▶ Given exercise
Copy all of the records below verbatim.

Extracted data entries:
====

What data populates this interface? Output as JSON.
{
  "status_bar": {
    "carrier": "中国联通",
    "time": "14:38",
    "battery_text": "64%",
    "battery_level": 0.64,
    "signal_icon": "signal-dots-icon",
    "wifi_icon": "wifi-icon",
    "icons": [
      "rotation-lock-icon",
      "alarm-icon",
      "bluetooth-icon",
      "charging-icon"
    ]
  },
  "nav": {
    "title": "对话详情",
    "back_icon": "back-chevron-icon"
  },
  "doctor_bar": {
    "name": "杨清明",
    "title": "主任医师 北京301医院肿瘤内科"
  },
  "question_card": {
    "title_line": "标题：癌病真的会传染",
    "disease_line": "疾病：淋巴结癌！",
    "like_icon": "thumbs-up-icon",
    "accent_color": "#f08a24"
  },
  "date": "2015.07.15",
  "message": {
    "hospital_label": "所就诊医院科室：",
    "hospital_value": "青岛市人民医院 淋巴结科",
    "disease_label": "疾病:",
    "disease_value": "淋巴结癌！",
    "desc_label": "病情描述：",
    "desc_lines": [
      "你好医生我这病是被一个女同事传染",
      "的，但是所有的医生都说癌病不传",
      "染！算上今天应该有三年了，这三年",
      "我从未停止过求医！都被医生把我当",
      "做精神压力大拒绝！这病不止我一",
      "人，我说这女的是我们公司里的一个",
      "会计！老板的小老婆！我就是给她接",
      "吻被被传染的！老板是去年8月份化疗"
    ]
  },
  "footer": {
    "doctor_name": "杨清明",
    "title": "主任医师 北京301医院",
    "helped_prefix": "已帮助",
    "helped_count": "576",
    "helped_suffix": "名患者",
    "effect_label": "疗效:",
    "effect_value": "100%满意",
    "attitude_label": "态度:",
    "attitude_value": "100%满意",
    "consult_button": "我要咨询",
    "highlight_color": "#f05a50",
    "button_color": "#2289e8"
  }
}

====

▶ Output for this exercise
What data populates this interface? Output as JSON.
{
  "status_bar": {
    "carrier": "中国联通",
    "time": "14:38",
    "battery_text": "64%",
    "battery_level": 0.64,
    "signal_icon": "signal-dots-icon",
    "wifi_icon": "wifi-icon",
    "icons": [
      "rotation-lock-icon",
      "alarm-icon",
      "bluetooth-icon",
      "charging-icon"
    ]
  },
  "nav": {
    "title": "对话详情",
    "back_icon": "back-chevron-icon"
  },
  "doctor_bar": {
    "name": "杨清明",
    "title": "主任医师 北京301医院肿瘤内科"
  },
  "question_card": {
    "title_line": "标题：癌病真的会传染",
    "disease_line": "疾病：淋巴结癌！",
    "like_icon": "thumbs-up-icon",
    "accent_color": "#f08a24"
  },
  "date": "2015.07.15",
  "message": {
    "hospital_label": "所就诊医院科室：",
    "hospital_value": "青岛市人民医院 淋巴结科",
    "disease_label": "疾病:",
    "disease_value": "淋巴结癌！",
    "desc_label": "病情描述：",
    "desc_lines": [
      "你好医生我这病是被一个女同事传染",
      "的，但是所有的医生都说癌病不传",
      "染！算上今天应该有三年了，这三年",
      "我从未停止过求医！都被医生把我当",
      "做精神压力大拒绝！这病不止我一",
      "人，我说这女的是我们公司里的一个",
      "会计！老板的小老婆！我就是给她接",
      "吻被被传染的！老板是去年8月份化疗"
    ]
  },
  "footer": {
    "doctor_name": "杨清明",
    "title": "主任医师 北京301医院",
    "helped_prefix": "已帮助",
    "helped_count": "576",
    "helped_suffix": "名患者",
    "effect_label": "疗效:",
    "effect_value": "100%满意",
    "attitude_label": "态度:",
    "attitude_value": "100%满意",
    "consult_button": "我要咨询",
    "highlight_color": "#f05a50",
    "button_color": "#2289e8"
  }
}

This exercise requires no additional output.